_SHORT EXERCISE_
Write the number of lines holding the word "TOTAL", and nothing else.

[Dataset rows about figures]
──────────
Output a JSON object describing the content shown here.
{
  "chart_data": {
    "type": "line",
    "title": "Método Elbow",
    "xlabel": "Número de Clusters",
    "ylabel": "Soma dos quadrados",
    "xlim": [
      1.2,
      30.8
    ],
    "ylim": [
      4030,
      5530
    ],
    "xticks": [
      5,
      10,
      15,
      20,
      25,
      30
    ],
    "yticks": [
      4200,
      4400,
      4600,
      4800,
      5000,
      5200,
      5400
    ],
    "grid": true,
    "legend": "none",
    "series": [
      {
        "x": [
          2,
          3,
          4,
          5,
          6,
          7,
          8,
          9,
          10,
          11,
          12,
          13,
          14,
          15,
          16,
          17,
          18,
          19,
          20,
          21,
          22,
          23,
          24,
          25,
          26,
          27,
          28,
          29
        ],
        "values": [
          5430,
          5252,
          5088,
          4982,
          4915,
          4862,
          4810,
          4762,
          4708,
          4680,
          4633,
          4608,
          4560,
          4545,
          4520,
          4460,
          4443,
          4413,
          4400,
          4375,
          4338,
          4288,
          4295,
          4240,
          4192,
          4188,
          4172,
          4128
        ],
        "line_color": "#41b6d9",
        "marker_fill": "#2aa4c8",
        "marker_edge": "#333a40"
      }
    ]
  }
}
──────────
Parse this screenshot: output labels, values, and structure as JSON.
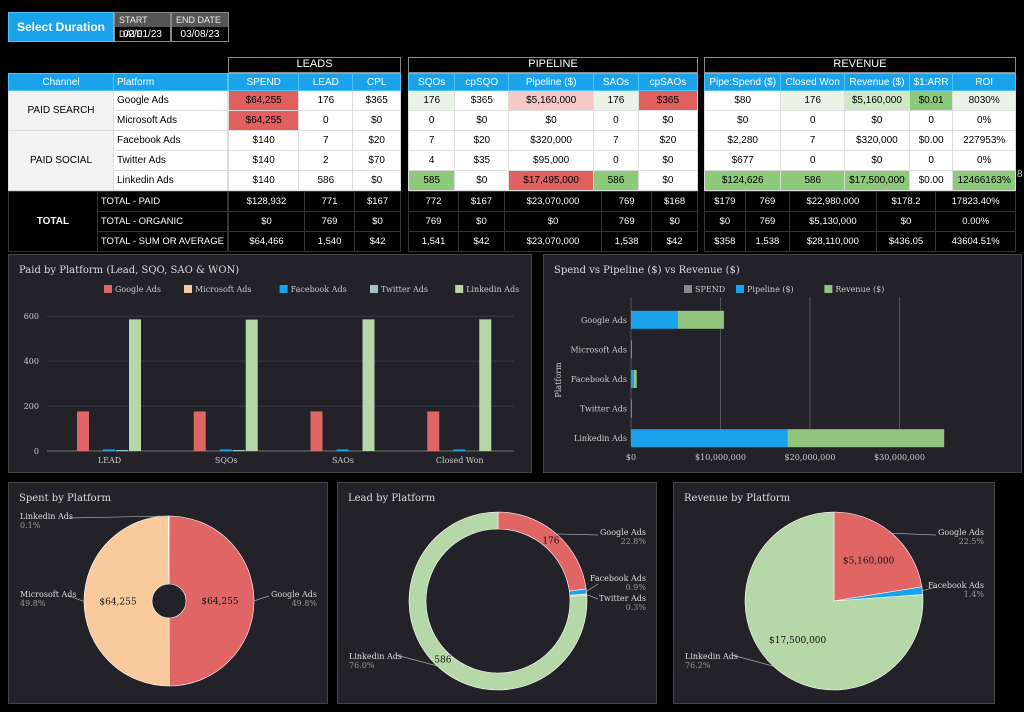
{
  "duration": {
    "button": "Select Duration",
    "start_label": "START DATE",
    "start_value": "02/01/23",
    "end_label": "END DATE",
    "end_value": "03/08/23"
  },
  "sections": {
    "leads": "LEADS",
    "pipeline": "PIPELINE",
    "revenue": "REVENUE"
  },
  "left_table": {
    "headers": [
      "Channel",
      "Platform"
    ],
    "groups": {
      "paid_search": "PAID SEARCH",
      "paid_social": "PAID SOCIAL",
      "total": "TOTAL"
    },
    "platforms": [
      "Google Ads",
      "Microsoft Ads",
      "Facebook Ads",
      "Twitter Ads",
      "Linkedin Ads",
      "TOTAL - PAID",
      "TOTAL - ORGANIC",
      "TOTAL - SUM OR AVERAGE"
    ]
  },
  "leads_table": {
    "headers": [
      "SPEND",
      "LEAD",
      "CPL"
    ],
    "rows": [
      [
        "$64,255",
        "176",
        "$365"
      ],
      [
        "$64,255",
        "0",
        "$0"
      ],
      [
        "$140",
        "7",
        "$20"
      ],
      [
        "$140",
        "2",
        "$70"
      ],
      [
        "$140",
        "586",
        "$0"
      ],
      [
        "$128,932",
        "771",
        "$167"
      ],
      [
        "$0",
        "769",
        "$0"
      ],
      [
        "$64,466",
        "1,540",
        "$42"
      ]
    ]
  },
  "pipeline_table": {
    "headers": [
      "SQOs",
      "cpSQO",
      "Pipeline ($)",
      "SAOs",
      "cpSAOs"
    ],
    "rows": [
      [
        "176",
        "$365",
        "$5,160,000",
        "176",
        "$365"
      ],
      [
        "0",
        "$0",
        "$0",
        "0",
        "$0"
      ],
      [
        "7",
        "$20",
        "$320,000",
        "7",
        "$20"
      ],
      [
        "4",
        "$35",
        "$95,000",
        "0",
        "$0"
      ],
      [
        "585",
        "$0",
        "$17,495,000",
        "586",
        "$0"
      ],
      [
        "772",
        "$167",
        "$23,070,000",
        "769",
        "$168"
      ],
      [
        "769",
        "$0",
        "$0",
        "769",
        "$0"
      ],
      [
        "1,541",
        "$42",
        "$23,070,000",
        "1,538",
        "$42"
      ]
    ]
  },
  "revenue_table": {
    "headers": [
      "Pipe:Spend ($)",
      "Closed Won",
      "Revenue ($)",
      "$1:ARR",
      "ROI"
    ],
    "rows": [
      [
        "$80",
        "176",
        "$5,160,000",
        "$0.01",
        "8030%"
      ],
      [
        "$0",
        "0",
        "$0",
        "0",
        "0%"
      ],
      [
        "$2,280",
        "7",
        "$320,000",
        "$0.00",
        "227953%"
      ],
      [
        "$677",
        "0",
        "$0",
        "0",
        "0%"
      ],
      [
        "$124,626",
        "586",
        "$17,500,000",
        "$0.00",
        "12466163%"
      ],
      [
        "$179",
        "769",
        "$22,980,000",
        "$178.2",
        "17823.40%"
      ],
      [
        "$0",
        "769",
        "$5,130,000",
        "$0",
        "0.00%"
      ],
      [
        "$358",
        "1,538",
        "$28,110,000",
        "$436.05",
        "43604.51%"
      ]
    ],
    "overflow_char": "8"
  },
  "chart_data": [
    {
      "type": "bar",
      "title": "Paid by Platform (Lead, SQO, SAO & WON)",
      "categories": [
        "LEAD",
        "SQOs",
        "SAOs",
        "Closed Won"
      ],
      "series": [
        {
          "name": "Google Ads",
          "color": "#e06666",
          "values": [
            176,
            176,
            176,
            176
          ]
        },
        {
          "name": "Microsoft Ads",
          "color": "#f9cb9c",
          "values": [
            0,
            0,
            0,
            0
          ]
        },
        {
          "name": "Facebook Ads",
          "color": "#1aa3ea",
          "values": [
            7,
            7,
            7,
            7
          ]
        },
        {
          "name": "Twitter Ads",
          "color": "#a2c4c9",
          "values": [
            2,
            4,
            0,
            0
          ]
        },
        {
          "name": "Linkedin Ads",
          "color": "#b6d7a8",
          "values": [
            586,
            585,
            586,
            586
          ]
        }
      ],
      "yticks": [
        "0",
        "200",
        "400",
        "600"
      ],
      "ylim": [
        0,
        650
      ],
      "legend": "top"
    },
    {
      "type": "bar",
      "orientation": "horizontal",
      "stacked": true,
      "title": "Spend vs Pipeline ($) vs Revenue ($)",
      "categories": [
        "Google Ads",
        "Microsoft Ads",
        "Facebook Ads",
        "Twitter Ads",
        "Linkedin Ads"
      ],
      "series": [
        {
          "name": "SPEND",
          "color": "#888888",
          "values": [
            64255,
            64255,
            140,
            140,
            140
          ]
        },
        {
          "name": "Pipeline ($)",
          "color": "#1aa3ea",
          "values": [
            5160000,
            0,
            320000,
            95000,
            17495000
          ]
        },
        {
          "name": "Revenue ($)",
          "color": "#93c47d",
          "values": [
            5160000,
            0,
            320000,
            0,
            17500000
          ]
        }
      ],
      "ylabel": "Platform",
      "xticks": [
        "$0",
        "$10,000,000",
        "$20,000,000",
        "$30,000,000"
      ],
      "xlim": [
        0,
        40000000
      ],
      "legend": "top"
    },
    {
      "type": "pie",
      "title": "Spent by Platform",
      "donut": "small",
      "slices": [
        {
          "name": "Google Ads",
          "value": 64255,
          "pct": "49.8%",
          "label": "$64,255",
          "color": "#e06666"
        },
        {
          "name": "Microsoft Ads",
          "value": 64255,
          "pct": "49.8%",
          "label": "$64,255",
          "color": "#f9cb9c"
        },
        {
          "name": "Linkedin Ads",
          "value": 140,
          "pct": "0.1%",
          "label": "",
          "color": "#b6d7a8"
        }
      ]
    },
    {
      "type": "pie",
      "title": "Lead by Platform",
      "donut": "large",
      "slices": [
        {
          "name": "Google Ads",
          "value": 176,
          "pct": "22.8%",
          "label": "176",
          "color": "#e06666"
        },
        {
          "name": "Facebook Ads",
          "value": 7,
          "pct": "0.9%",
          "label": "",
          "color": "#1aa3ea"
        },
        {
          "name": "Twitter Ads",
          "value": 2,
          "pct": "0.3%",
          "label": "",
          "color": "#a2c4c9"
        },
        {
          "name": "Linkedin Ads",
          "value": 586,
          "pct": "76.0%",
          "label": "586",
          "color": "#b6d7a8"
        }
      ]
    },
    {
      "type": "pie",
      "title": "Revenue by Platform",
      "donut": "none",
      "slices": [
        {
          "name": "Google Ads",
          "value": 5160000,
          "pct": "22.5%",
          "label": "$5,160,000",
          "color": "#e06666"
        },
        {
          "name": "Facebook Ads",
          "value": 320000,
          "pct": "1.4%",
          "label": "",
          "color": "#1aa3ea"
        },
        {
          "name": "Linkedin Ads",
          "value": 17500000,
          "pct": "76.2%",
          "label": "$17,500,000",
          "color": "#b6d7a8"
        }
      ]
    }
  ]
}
──────────
_IN RESPONSE_
4